§ **DIRECTION**:
Write out each record again exactly as it stands.
[start of PROVIDED ENTRIES]
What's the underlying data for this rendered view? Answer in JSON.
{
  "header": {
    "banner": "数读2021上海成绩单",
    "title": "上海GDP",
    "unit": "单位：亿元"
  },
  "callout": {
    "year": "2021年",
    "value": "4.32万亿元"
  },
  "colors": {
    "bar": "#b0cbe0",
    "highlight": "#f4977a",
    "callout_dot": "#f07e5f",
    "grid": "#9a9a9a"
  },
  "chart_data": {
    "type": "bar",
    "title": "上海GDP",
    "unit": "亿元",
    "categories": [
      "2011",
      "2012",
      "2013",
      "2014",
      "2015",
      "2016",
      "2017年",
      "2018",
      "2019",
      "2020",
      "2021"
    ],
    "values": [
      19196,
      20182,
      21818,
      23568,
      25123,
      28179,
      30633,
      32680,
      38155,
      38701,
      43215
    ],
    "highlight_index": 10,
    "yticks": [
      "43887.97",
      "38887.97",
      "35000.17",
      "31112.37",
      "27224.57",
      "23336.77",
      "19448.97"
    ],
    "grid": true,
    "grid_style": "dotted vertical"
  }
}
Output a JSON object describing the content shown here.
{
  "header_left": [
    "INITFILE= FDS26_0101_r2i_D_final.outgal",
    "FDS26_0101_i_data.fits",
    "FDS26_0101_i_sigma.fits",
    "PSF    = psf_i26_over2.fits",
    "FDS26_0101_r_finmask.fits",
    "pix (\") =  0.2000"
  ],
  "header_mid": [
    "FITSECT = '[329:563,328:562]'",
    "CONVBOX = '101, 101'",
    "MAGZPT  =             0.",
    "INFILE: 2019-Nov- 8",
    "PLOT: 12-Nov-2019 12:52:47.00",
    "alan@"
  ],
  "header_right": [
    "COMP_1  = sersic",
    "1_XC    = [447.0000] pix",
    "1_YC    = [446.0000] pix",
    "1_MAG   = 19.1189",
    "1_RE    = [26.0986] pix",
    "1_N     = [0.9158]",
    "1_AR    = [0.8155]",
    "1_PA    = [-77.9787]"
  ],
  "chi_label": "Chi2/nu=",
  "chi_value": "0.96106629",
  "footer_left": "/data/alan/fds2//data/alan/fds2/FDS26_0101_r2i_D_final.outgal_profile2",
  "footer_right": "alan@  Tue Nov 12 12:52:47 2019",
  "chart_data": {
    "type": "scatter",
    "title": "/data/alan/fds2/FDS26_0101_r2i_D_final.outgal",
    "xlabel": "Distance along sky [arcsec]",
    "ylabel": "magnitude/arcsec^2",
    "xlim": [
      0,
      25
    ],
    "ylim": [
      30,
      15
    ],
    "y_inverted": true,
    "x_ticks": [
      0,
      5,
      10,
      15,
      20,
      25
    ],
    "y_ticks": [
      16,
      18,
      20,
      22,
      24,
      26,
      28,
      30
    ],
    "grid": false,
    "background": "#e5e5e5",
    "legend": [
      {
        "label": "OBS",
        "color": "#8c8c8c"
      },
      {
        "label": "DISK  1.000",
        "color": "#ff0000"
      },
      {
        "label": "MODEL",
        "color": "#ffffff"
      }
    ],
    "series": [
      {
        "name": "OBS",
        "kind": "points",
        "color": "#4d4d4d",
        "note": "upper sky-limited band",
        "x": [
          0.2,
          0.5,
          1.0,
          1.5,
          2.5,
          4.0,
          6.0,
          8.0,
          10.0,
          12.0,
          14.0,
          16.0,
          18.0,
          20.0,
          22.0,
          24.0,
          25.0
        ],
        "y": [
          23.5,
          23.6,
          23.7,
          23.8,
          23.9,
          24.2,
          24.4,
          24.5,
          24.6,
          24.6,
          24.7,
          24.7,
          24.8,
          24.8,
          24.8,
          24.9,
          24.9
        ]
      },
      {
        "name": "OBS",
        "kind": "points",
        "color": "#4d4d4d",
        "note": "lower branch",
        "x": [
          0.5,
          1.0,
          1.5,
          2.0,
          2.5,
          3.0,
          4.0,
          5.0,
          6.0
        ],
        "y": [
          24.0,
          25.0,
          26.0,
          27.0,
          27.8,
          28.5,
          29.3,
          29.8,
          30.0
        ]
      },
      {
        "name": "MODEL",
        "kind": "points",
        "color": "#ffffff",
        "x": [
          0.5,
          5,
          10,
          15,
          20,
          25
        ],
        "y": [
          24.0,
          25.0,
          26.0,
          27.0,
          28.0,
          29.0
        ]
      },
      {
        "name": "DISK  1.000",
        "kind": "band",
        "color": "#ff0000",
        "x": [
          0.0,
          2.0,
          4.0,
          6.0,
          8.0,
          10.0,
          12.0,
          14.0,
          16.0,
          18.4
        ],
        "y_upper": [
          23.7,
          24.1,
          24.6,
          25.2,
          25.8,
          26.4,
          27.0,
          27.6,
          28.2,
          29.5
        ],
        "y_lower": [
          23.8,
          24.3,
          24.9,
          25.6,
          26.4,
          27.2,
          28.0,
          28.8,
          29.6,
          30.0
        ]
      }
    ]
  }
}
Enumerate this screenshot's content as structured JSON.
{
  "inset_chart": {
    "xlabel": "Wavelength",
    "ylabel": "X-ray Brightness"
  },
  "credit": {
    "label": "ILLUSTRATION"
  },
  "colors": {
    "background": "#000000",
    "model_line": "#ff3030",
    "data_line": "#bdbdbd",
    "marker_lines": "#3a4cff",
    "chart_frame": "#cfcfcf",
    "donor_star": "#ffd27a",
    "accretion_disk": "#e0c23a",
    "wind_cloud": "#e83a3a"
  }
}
[end of PROVIDED ENTRIES]
§ **WRITTEN SOLUTION**:
What's the underlying data for this rendered view? Answer in JSON.
{
  "header": {
    "banner": "数读2021上海成绩单",
    "title": "上海GDP",
    "unit": "单位：亿元"
  },
  "callout": {
    "year": "2021年",
    "value": "4.32万亿元"
  },
  "colors": {
    "bar": "#b0cbe0",
    "highlight": "#f4977a",
    "callout_dot": "#f07e5f",
    "grid": "#9a9a9a"
  },
  "chart_data": {
    "type": "bar",
    "title": "上海GDP",
    "unit": "亿元",
    "categories": [
      "2011",
      "2012",
      "2013",
      "2014",
      "2015",
      "2016",
      "2017年",
      "2018",
      "2019",
      "2020",
      "2021"
    ],
    "values": [
      19196,
      20182,
      21818,
      23568,
      25123,
      28179,
      30633,
      32680,
      38155,
      38701,
      43215
    ],
    "highlight_index": 10,
    "yticks": [
      "43887.97",
      "38887.97",
      "35000.17",
      "31112.37",
      "27224.57",
      "23336.77",
      "19448.97"
    ],
    "grid": true,
    "grid_style": "dotted vertical"
  }
}
Output a JSON object describing the content shown here.
{
  "header_left": [
    "INITFILE= FDS26_0101_r2i_D_final.outgal",
    "FDS26_0101_i_data.fits",
    "FDS26_0101_i_sigma.fits",
    "PSF    = psf_i26_over2.fits",
    "FDS26_0101_r_finmask.fits",
    "pix (\") =  0.2000"
  ],
  "header_mid": [
    "FITSECT = '[329:563,328:562]'",
    "CONVBOX = '101, 101'",
    "MAGZPT  =             0.",
    "INFILE: 2019-Nov- 8",
    "PLOT: 12-Nov-2019 12:52:47.00",
    "alan@"
  ],
  "header_right": [
    "COMP_1  = sersic",
    "1_XC    = [447.0000] pix",
    "1_YC    = [446.0000] pix",
    "1_MAG   = 19.1189",
    "1_RE    = [26.0986] pix",
    "1_N     = [0.9158]",
    "1_AR    = [0.8155]",
    "1_PA    = [-77.9787]"
  ],
  "chi_label": "Chi2/nu=",
  "chi_value": "0.96106629",
  "footer_left": "/data/alan/fds2//data/alan/fds2/FDS26_0101_r2i_D_final.outgal_profile2",
  "footer_right": "alan@  Tue Nov 12 12:52:47 2019",
  "chart_data": {
    "type": "scatter",
    "title": "/data/alan/fds2/FDS26_0101_r2i_D_final.outgal",
    "xlabel": "Distance along sky [arcsec]",
    "ylabel": "magnitude/arcsec^2",
    "xlim": [
      0,
      25
    ],
    "ylim": [
      30,
      15
    ],
    "y_inverted": true,
    "x_ticks": [
      0,
      5,
      10,
      15,
      20,
      25
    ],
    "y_ticks": [
      16,
      18,
      20,
      22,
      24,
      26,
      28,
      30
    ],
    "grid": false,
    "background": "#e5e5e5",
    "legend": [
      {
        "label": "OBS",
        "color": "#8c8c8c"
      },
      {
        "label": "DISK  1.000",
        "color": "#ff0000"
      },
      {
        "label": "MODEL",
        "color": "#ffffff"
      }
    ],
    "series": [
      {
        "name": "OBS",
        "kind": "points",
        "color": "#4d4d4d",
        "note": "upper sky-limited band",
        "x": [
          0.2,
          0.5,
          1.0,
          1.5,
          2.5,
          4.0,
          6.0,
          8.0,
          10.0,
          12.0,
          14.0,
          16.0,
          18.0,
          20.0,
          22.0,
          24.0,
          25.0
        ],
        "y": [
          23.5,
          23.6,
          23.7,
          23.8,
          23.9,
          24.2,
          24.4,
          24.5,
          24.6,
          24.6,
          24.7,
          24.7,
          24.8,
          24.8,
          24.8,
          24.9,
          24.9
        ]
      },
      {
        "name": "OBS",
        "kind": "points",
        "color": "#4d4d4d",
        "note": "lower branch",
        "x": [
          0.5,
          1.0,
          1.5,
          2.0,
          2.5,
          3.0,
          4.0,
          5.0,
          6.0
        ],
        "y": [
          24.0,
          25.0,
          26.0,
          27.0,
          27.8,
          28.5,
          29.3,
          29.8,
          30.0
        ]
      },
      {
        "name": "MODEL",
        "kind": "points",
        "color": "#ffffff",
        "x": [
          0.5,
          5,
          10,
          15,
          20,
          25
        ],
        "y": [
          24.0,
          25.0,
          26.0,
          27.0,
          28.0,
          29.0
        ]
      },
      {
        "name": "DISK  1.000",
        "kind": "band",
        "color": "#ff0000",
        "x": [
          0.0,
          2.0,
          4.0,
          6.0,
          8.0,
          10.0,
          12.0,
          14.0,
          16.0,
          18.4
        ],
        "y_upper": [
          23.7,
          24.1,
          24.6,
          25.2,
          25.8,
          26.4,
          27.0,
          27.6,
          28.2,
          29.5
        ],
        "y_lower": [
          23.8,
          24.3,
          24.9,
          25.6,
          26.4,
          27.2,
          28.0,
          28.8,
          29.6,
          30.0
        ]
      }
    ]
  }
}
Enumerate this screenshot's content as structured JSON.
{
  "inset_chart": {
    "xlabel": "Wavelength",
    "ylabel": "X-ray Brightness"
  },
  "credit": {
    "label": "ILLUSTRATION"
  },
  "colors": {
    "background": "#000000",
    "model_line": "#ff3030",
    "data_line": "#bdbdbd",
    "marker_lines": "#3a4cff",
    "chart_frame": "#cfcfcf",
    "donor_star": "#ffd27a",
    "accretion_disk": "#e0c23a",
    "wind_cloud": "#e83a3a"
  }
}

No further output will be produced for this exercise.